| Dataset rows |
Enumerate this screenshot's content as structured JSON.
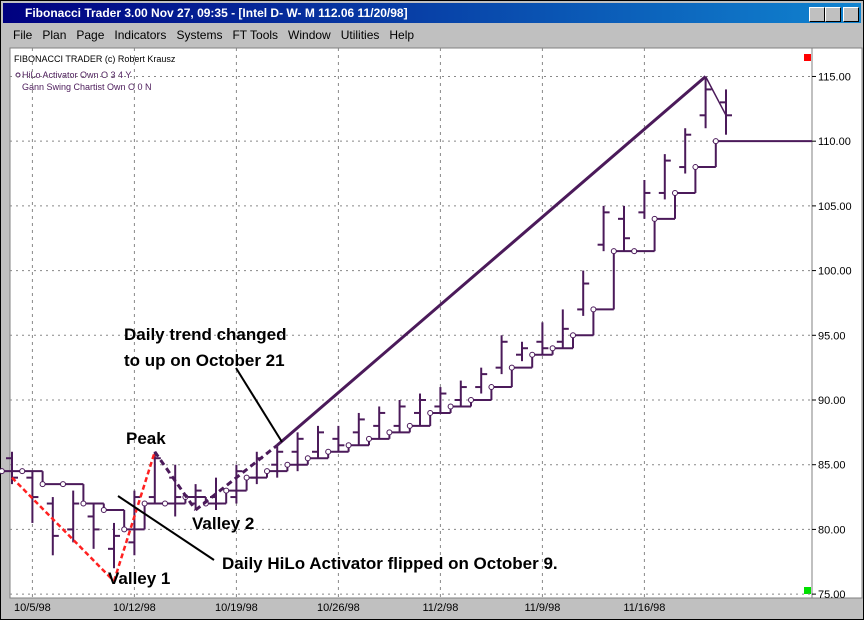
{
  "window": {
    "title": "Fibonacci Trader 3.00 Nov 27,  09:35 - [Intel D- W- M  112.06 11/20/98]",
    "menu": [
      "File",
      "Plan",
      "Page",
      "Indicators",
      "Systems",
      "FT Tools",
      "Window",
      "Utilities",
      "Help"
    ]
  },
  "chart_data": {
    "type": "ohlc",
    "legend": [
      "FIBONACCI TRADER (c) Robert Krausz",
      "HiLo Activator Own O 3 4 Y",
      "Gann Swing Chartist Own O 0 N"
    ],
    "categories": [
      null,
      "10/5/98",
      null,
      null,
      null,
      null,
      "10/12/98",
      null,
      null,
      null,
      null,
      "10/19/98",
      null,
      null,
      null,
      null,
      "10/26/98",
      null,
      null,
      null,
      null,
      "11/2/98",
      null,
      null,
      null,
      null,
      "11/9/98",
      null,
      null,
      null,
      null,
      "11/16/98",
      null,
      null,
      null,
      null
    ],
    "color": "#4b1a5a",
    "high": [
      86,
      84.5,
      82.5,
      83,
      82,
      80.5,
      83,
      86,
      85,
      83.5,
      84,
      85,
      86,
      86.5,
      87.5,
      88,
      88,
      89,
      89.5,
      90,
      90.5,
      91,
      91.5,
      92.5,
      95,
      94.5,
      96,
      97,
      100,
      105,
      105,
      107,
      109,
      111,
      115,
      114
    ],
    "low": [
      83.5,
      80.5,
      78,
      79,
      78.5,
      77,
      78,
      82,
      81,
      81.5,
      81.5,
      82,
      83.5,
      84,
      84.5,
      85.5,
      86,
      86.5,
      87,
      87.5,
      88,
      89,
      89.5,
      90.5,
      92,
      93,
      93.5,
      94,
      96.5,
      101.5,
      101.5,
      104,
      105.5,
      107.5,
      111,
      110.5
    ],
    "open": [
      85.5,
      84,
      82,
      80,
      81,
      78.5,
      79,
      82.5,
      84,
      82,
      82.5,
      82.5,
      84,
      85,
      86,
      86,
      87,
      87.5,
      88,
      88,
      89,
      89.5,
      90,
      91,
      92.5,
      93.5,
      94.5,
      94.5,
      97,
      102,
      104,
      104.5,
      106,
      108,
      112,
      113
    ],
    "close": [
      84,
      82.5,
      79.5,
      82,
      80,
      79.5,
      82.5,
      85.5,
      82.5,
      83,
      82,
      84.5,
      85.5,
      86,
      87,
      87.5,
      86.5,
      88.5,
      89,
      89.5,
      90,
      90.5,
      91,
      92,
      94.5,
      94,
      94,
      95.5,
      99,
      104.5,
      102.5,
      106,
      108.5,
      110.5,
      114,
      112
    ],
    "hilo": {
      "name": "HiLo Activator",
      "color": "#4b1a5a",
      "values": [
        84.5,
        84.5,
        83.5,
        83.5,
        82,
        81.5,
        80,
        82,
        82,
        82.5,
        82,
        83,
        84,
        84.5,
        85,
        85.5,
        86,
        86.5,
        87,
        87.5,
        88,
        89,
        89.5,
        90,
        91,
        92.5,
        93.5,
        94,
        95,
        97,
        101.5,
        101.5,
        104,
        106,
        108,
        110
      ]
    },
    "swing": {
      "name": "Gann Swing",
      "color": "#4b1a5a",
      "x": [
        7,
        9,
        13,
        34,
        35
      ],
      "values": [
        86,
        81.5,
        86.5,
        115,
        112
      ]
    },
    "daily_swing": {
      "color": "#ff2020",
      "x": [
        0,
        5,
        7
      ],
      "values": [
        84,
        76,
        86
      ]
    },
    "annotations": [
      "Daily trend changed",
      "to up on October 21",
      "Peak",
      "Valley 2",
      "Daily HiLo Activator flipped on October 9.",
      "Valley 1"
    ],
    "ylim": [
      74.7,
      117.2
    ],
    "yticks": [
      {
        "value": 75,
        "label": "75.00"
      },
      {
        "value": 80,
        "label": "80.00"
      },
      {
        "value": 85,
        "label": "85.00"
      },
      {
        "value": 90,
        "label": "90.00"
      },
      {
        "value": 95,
        "label": "95.00"
      },
      {
        "value": 100,
        "label": "100.00"
      },
      {
        "value": 105,
        "label": "105.00"
      },
      {
        "value": 110,
        "label": "110.00"
      },
      {
        "value": 115,
        "label": "115.00"
      }
    ],
    "grid": true
  }
}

| Problem to work on |
Exactly as written, return every line of the listing, but not the pictures.

| The result |
Enumerate this screenshot's content as structured JSON.
{
  "window": {
    "title": "Fibonacci Trader 3.00 Nov 27,  09:35 - [Intel D- W- M  112.06 11/20/98]",
    "menu": [
      "File",
      "Plan",
      "Page",
      "Indicators",
      "Systems",
      "FT Tools",
      "Window",
      "Utilities",
      "Help"
    ]
  },
  "chart_data": {
    "type": "ohlc",
    "legend": [
      "FIBONACCI TRADER (c) Robert Krausz",
      "HiLo Activator Own O 3 4 Y",
      "Gann Swing Chartist Own O 0 N"
    ],
    "categories": [
      null,
      "10/5/98",
      null,
      null,
      null,
      null,
      "10/12/98",
      null,
      null,
      null,
      null,
      "10/19/98",
      null,
      null,
      null,
      null,
      "10/26/98",
      null,
      null,
      null,
      null,
      "11/2/98",
      null,
      null,
      null,
      null,
      "11/9/98",
      null,
      null,
      null,
      null,
      "11/16/98",
      null,
      null,
      null,
      null
    ],
    "color": "#4b1a5a",
    "high": [
      86,
      84.5,
      82.5,
      83,
      82,
      80.5,
      83,
      86,
      85,
      83.5,
      84,
      85,
      86,
      86.5,
      87.5,
      88,
      88,
      89,
      89.5,
      90,
      90.5,
      91,
      91.5,
      92.5,
      95,
      94.5,
      96,
      97,
      100,
      105,
      105,
      107,
      109,
      111,
      115,
      114
    ],
    "low": [
      83.5,
      80.5,
      78,
      79,
      78.5,
      77,
      78,
      82,
      81,
      81.5,
      81.5,
      82,
      83.5,
      84,
      84.5,
      85.5,
      86,
      86.5,
      87,
      87.5,
      88,
      89,
      89.5,
      90.5,
      92,
      93,
      93.5,
      94,
      96.5,
      101.5,
      101.5,
      104,
      105.5,
      107.5,
      111,
      110.5
    ],
    "open": [
      85.5,
      84,
      82,
      80,
      81,
      78.5,
      79,
      82.5,
      84,
      82,
      82.5,
      82.5,
      84,
      85,
      86,
      86,
      87,
      87.5,
      88,
      88,
      89,
      89.5,
      90,
      91,
      92.5,
      93.5,
      94.5,
      94.5,
      97,
      102,
      104,
      104.5,
      106,
      108,
      112,
      113
    ],
    "close": [
      84,
      82.5,
      79.5,
      82,
      80,
      79.5,
      82.5,
      85.5,
      82.5,
      83,
      82,
      84.5,
      85.5,
      86,
      87,
      87.5,
      86.5,
      88.5,
      89,
      89.5,
      90,
      90.5,
      91,
      92,
      94.5,
      94,
      94,
      95.5,
      99,
      104.5,
      102.5,
      106,
      108.5,
      110.5,
      114,
      112
    ],
    "hilo": {
      "name": "HiLo Activator",
      "color": "#4b1a5a",
      "values": [
        84.5,
        84.5,
        83.5,
        83.5,
        82,
        81.5,
        80,
        82,
        82,
        82.5,
        82,
        83,
        84,
        84.5,
        85,
        85.5,
        86,
        86.5,
        87,
        87.5,
        88,
        89,
        89.5,
        90,
        91,
        92.5,
        93.5,
        94,
        95,
        97,
        101.5,
        101.5,
        104,
        106,
        108,
        110
      ]
    },
    "swing": {
      "name": "Gann Swing",
      "color": "#4b1a5a",
      "x": [
        7,
        9,
        13,
        34,
        35
      ],
      "values": [
        86,
        81.5,
        86.5,
        115,
        112
      ]
    },
    "daily_swing": {
      "color": "#ff2020",
      "x": [
        0,
        5,
        7
      ],
      "values": [
        84,
        76,
        86
      ]
    },
    "annotations": [
      "Daily trend changed",
      "to up on October 21",
      "Peak",
      "Valley 2",
      "Daily HiLo Activator flipped on October 9.",
      "Valley 1"
    ],
    "ylim": [
      74.7,
      117.2
    ],
    "yticks": [
      {
        "value": 75,
        "label": "75.00"
      },
      {
        "value": 80,
        "label": "80.00"
      },
      {
        "value": 85,
        "label": "85.00"
      },
      {
        "value": 90,
        "label": "90.00"
      },
      {
        "value": 95,
        "label": "95.00"
      },
      {
        "value": 100,
        "label": "100.00"
      },
      {
        "value": 105,
        "label": "105.00"
      },
      {
        "value": 110,
        "label": "110.00"
      },
      {
        "value": 115,
        "label": "115.00"
      }
    ],
    "grid": true
  }
}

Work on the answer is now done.